_AIM_
Turn every line of the items below into a numbered list, skipping any blank lines and leaving the pictures out.

[Raw records]
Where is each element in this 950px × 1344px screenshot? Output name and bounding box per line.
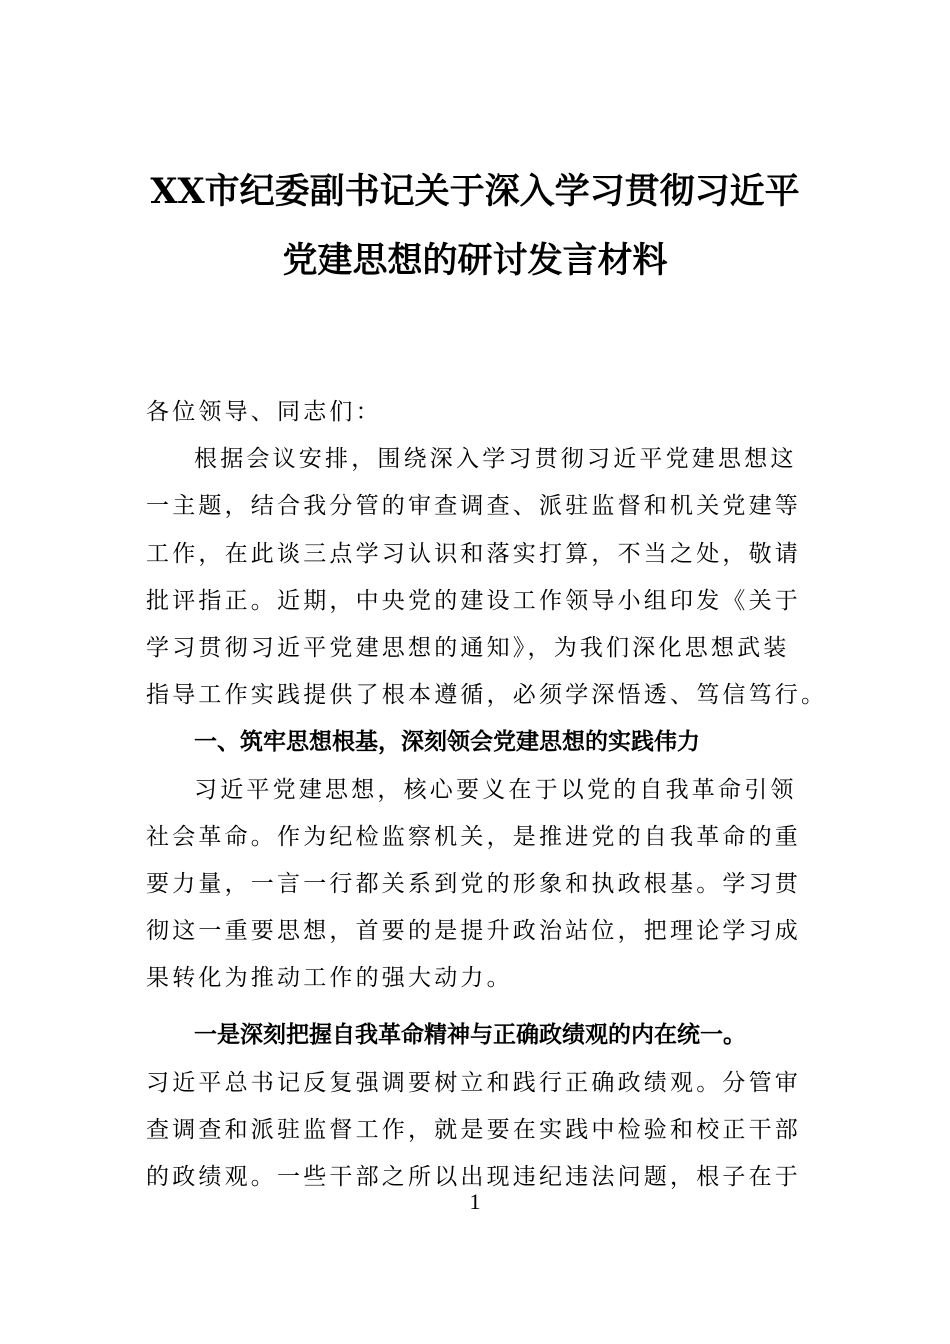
document-body	[146, 389, 828, 1201]
section-heading: 一、筑牢思想根基，深刻领会党建思想的实践伟力	[194, 729, 700, 756]
paragraph-line: 指导工作实践提供了根本遵循，必须学深悟透、笃信笃行。	[146, 682, 828, 709]
point-heading: 一是深刻把握自我革命精神与正确政绩观的内在统一。	[194, 1022, 746, 1049]
paragraph-line: 习近平总书记反复强调要树立和践行正确政绩观。分管审	[146, 1069, 801, 1096]
paragraph-line: 学习贯彻习近平党建思想的通知》，为我们深化思想武装	[146, 634, 790, 661]
paragraph-line: 查调查和派驻监督工作，就是要在实践中检验和校正干部	[146, 1116, 801, 1143]
paragraph-gap	[146, 1002, 810, 1012]
paragraph-line: 彻这一重要思想，首要的是提升政治站位，把理论学习成	[146, 918, 801, 945]
paragraph-line: 果转化为推动工作的强大动力。	[146, 965, 513, 992]
paragraph-line: 的政绩观。一些干部之所以出现违纪违法问题，根子在于	[146, 1164, 801, 1190]
salutation: 各位领导、同志们：	[146, 399, 382, 425]
paragraph-line: 一主题，结合我分管的审查调查、派驻监督和机关党建等	[146, 493, 801, 520]
paragraph-line: 工作，在此谈三点学习认识和落实打算，不当之处，敬请	[146, 540, 801, 567]
paragraph-line: 要力量，一言一行都关系到党的形象和执政根基。学习贯	[146, 870, 801, 897]
paragraph-line: 习近平党建思想，核心要义在于以党的自我革命引领	[194, 776, 797, 803]
paragraph-line: 根据会议安排，围绕深入学习贯彻习近平党建思想这	[194, 446, 797, 473]
paragraph-line: 批评指正。近期，中央党的建设工作领导小组印发《关于	[146, 587, 801, 614]
page-number: 1	[469, 1189, 481, 1214]
document-title-line-2: 党建思想的研讨发言材料	[282, 240, 668, 281]
document-title-line-1: XX市纪委副书记关于深入学习贯彻习近平	[150, 171, 800, 212]
paragraph-line: 社会革命。作为纪检监察机关，是推进党的自我革命的重	[146, 823, 801, 850]
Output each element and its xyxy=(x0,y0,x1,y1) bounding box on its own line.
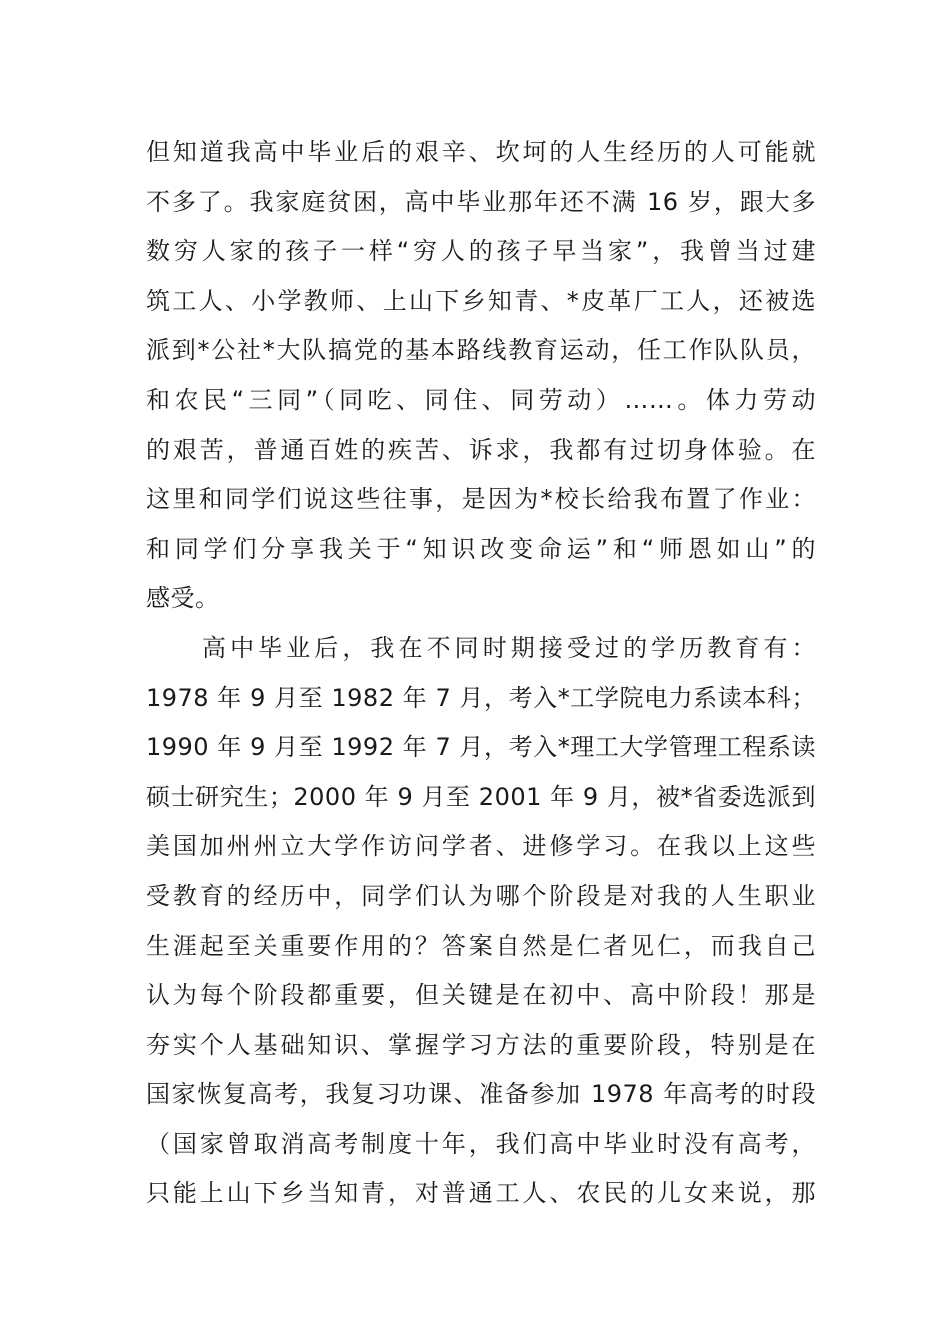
text-line: 硕士研究生；2000 年 9 月至 2001 年 9 月，被*省委选派到 xyxy=(146,782,816,811)
text-line: 夯实个人基础知识、掌握学习方法的重要阶段，特别是在 xyxy=(146,1030,816,1059)
paragraph-1 xyxy=(146,128,816,624)
text-line: 美国加州州立大学作访问学者、进修学习。在我以上这些 xyxy=(146,832,816,861)
body-text xyxy=(146,128,816,1219)
text-line: 的艰苦，普通百姓的疾苦、诉求，我都有过切身体验。在 xyxy=(146,435,816,464)
text-line: 但知道我高中毕业后的艰辛、坎坷的人生经历的人可能就 xyxy=(146,138,816,166)
text-line: 感受。 xyxy=(146,584,220,613)
text-line: 和同学们分享我关于“知识改变命运”和“师恩如山”的 xyxy=(146,534,816,563)
text-line: 高中毕业后，我在不同时期接受过的学历教育有： xyxy=(202,633,816,662)
text-line: 这里和同学们说这些往事，是因为*校长给我布置了作业： xyxy=(146,485,816,514)
text-line: 筑工人、小学教师、上山下乡知青、*皮革厂工人，还被选 xyxy=(146,286,816,315)
text-line: 国家恢复高考，我复习功课、准备参加 1978 年高考的时段 xyxy=(146,1080,816,1109)
text-line: （国家曾取消高考制度十年，我们高中毕业时没有高考， xyxy=(146,1129,816,1158)
text-line: 不多了。我家庭贫困，高中毕业那年还不满 16 岁，跟大多 xyxy=(146,187,816,216)
text-line: 1978 年 9 月至 1982 年 7 月，考入*工学院电力系读本科； xyxy=(146,683,816,712)
text-line: 和农民“三同”（同吃、同住、同劳动）……。体力劳动 xyxy=(146,385,816,414)
text-line: 生涯起至关重要作用的？答案自然是仁者见仁，而我自己 xyxy=(146,931,816,960)
paragraph-2 xyxy=(146,624,816,1219)
text-line: 受教育的经历中，同学们认为哪个阶段是对我的人生职业 xyxy=(146,881,816,910)
text-line: 数穷人家的孩子一样“穷人的孩子早当家”，我曾当过建 xyxy=(146,237,816,266)
text-line: 派到*公社*大队搞党的基本路线教育运动，任工作队队员， xyxy=(146,336,816,365)
text-line: 认为每个阶段都重要，但关键是在初中、高中阶段！那是 xyxy=(146,981,816,1010)
text-line: 1990 年 9 月至 1992 年 7 月，考入*理工大学管理工程系读 xyxy=(146,733,816,762)
text-line: 只能上山下乡当知青，对普通工人、农民的儿女来说，那 xyxy=(146,1179,816,1208)
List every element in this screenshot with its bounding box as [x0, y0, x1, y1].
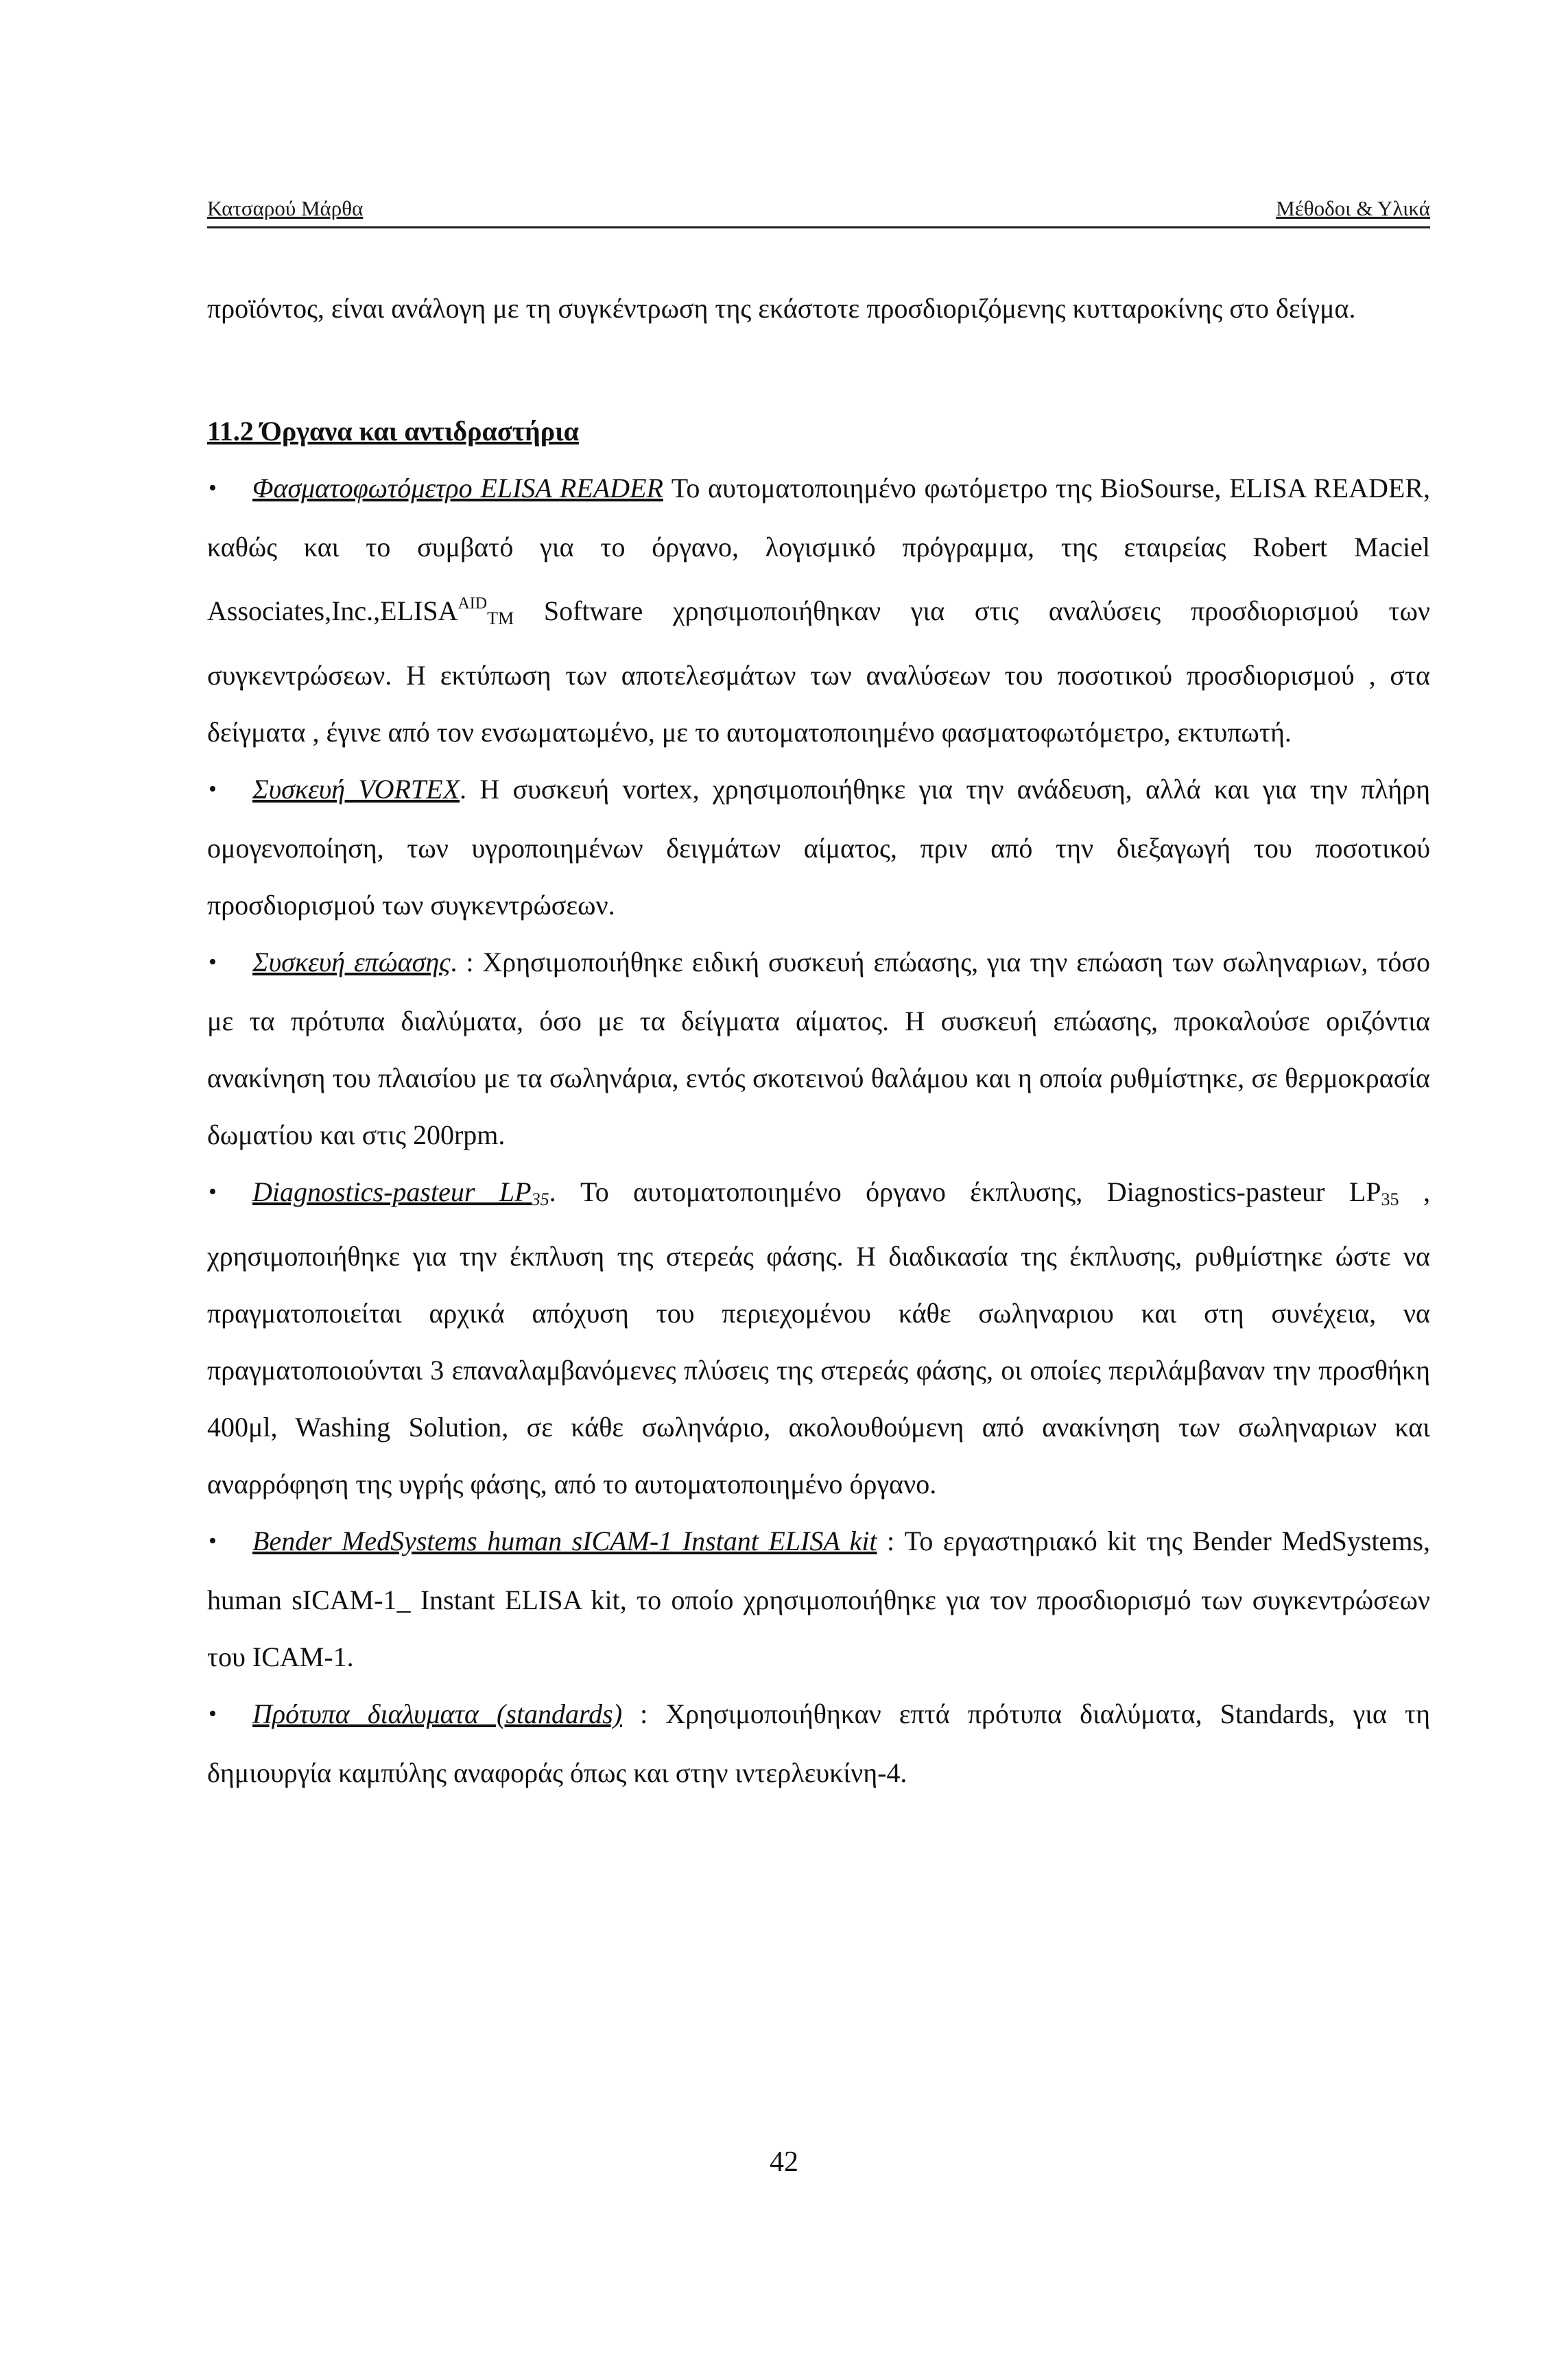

_RESPONSE TO THE TASK_
1. Where is each element in this 950px × 1344px screenshot? Output name and bounding box per line.
2. document-body	[146, 389, 828, 1201]
3. section-heading: 一、筑牢思想根基，深刻领会党建思想的实践伟力	[194, 729, 700, 756]
4. paragraph-line: 指导工作实践提供了根本遵循，必须学深悟透、笃信笃行。	[146, 682, 828, 709]
5. point-heading: 一是深刻把握自我革命精神与正确政绩观的内在统一。	[194, 1022, 746, 1049]
6. paragraph-line: 习近平总书记反复强调要树立和践行正确政绩观。分管审	[146, 1069, 801, 1096]
7. paragraph-line: 学习贯彻习近平党建思想的通知》，为我们深化思想武装	[146, 634, 790, 661]
8. paragraph-line: 查调查和派驻监督工作，就是要在实践中检验和校正干部	[146, 1116, 801, 1143]
9. paragraph-gap	[146, 1002, 810, 1012]
10. paragraph-line: 彻这一重要思想，首要的是提升政治站位，把理论学习成	[146, 918, 801, 945]
11. paragraph-line: 果转化为推动工作的强大动力。	[146, 965, 513, 992]
12. paragraph-line: 的政绩观。一些干部之所以出现违纪违法问题，根子在于	[146, 1164, 801, 1190]
13. salutation: 各位领导、同志们：	[146, 399, 382, 425]
14. paragraph-line: 一主题，结合我分管的审查调查、派驻监督和机关党建等	[146, 493, 801, 520]
15. paragraph-line: 工作，在此谈三点学习认识和落实打算，不当之处，敬请	[146, 540, 801, 567]
16. paragraph-line: 要力量，一言一行都关系到党的形象和执政根基。学习贯	[146, 870, 801, 897]
17. paragraph-line: 习近平党建思想，核心要义在于以党的自我革命引领	[194, 776, 797, 803]
18. paragraph-line: 根据会议安排，围绕深入学习贯彻习近平党建思想这	[194, 446, 797, 473]
19. paragraph-line: 批评指正。近期，中央党的建设工作领导小组印发《关于	[146, 587, 801, 614]
20. page-number: 1	[469, 1189, 481, 1214]
21. document-title-line-2: 党建思想的研讨发言材料	[282, 240, 668, 281]
22. document-title-line-1: XX市纪委副书记关于深入学习贯彻习近平	[150, 171, 800, 212]
23. paragraph-line: 社会革命。作为纪检监察机关，是推进党的自我革命的重	[146, 823, 801, 850]
24. Output each element and its xyxy=(x0,y0,x1,y1) bounding box on its own line.
25. text-line: 硕士研究生；2000 年 9 月至 2001 年 9 月，被*省委选派到 xyxy=(146,782,816,811)
26. text-line: 夯实个人基础知识、掌握学习方法的重要阶段，特别是在 xyxy=(146,1030,816,1059)
27. paragraph-1 xyxy=(146,128,816,624)
28. text-line: 美国加州州立大学作访问学者、进修学习。在我以上这些 xyxy=(146,832,816,861)
29. body-text xyxy=(146,128,816,1219)
30. text-line: 的艰苦，普通百姓的疾苦、诉求，我都有过切身体验。在 xyxy=(146,435,816,464)
31. text-line: 但知道我高中毕业后的艰辛、坎坷的人生经历的人可能就 xyxy=(146,138,816,166)
32. text-line: 感受。 xyxy=(146,584,220,613)
33. text-line: 和同学们分享我关于“知识改变命运”和“师恩如山”的 xyxy=(146,534,816,563)
34. text-line: 高中毕业后，我在不同时期接受过的学历教育有： xyxy=(202,633,816,662)
35. text-line: 这里和同学们说这些往事，是因为*校长给我布置了作业： xyxy=(146,485,816,514)
36. text-line: 筑工人、小学教师、上山下乡知青、*皮革厂工人，还被选 xyxy=(146,286,816,315)
37. text-line: 国家恢复高考，我复习功课、准备参加 1978 年高考的时段 xyxy=(146,1080,816,1109)
38. text-line: （国家曾取消高考制度十年，我们高中毕业时没有高考， xyxy=(146,1129,816,1158)
39. text-line: 不多了。我家庭贫困，高中毕业那年还不满 16 岁，跟大多 xyxy=(146,187,816,216)
40. text-line: 1978 年 9 月至 1982 年 7 月，考入*工学院电力系读本科； xyxy=(146,683,816,712)
41. text-line: 和农民“三同”（同吃、同住、同劳动）……。体力劳动 xyxy=(146,385,816,414)
42. text-line: 生涯起至关重要作用的？答案自然是仁者见仁，而我自己 xyxy=(146,931,816,960)
43. paragraph-2 xyxy=(146,624,816,1219)
44. text-line: 受教育的经历中，同学们认为哪个阶段是对我的人生职业 xyxy=(146,881,816,910)
45. text-line: 数穷人家的孩子一样“穷人的孩子早当家”，我曾当过建 xyxy=(146,237,816,266)
46. text-line: 派到*公社*大队搞党的基本路线教育运动，任工作队队员， xyxy=(146,336,816,365)
47. text-line: 认为每个阶段都重要，但关键是在初中、高中阶段！那是 xyxy=(146,981,816,1010)
48. text-line: 1990 年 9 月至 1992 年 7 月，考入*理工大学管理工程系读 xyxy=(146,733,816,762)
49. text-line: 只能上山下乡当知青，对普通工人、农民的儿女来说，那 xyxy=(146,1179,816,1208)
50. List every element in this screenshot with its bounding box as [x0, y0, x1, y1].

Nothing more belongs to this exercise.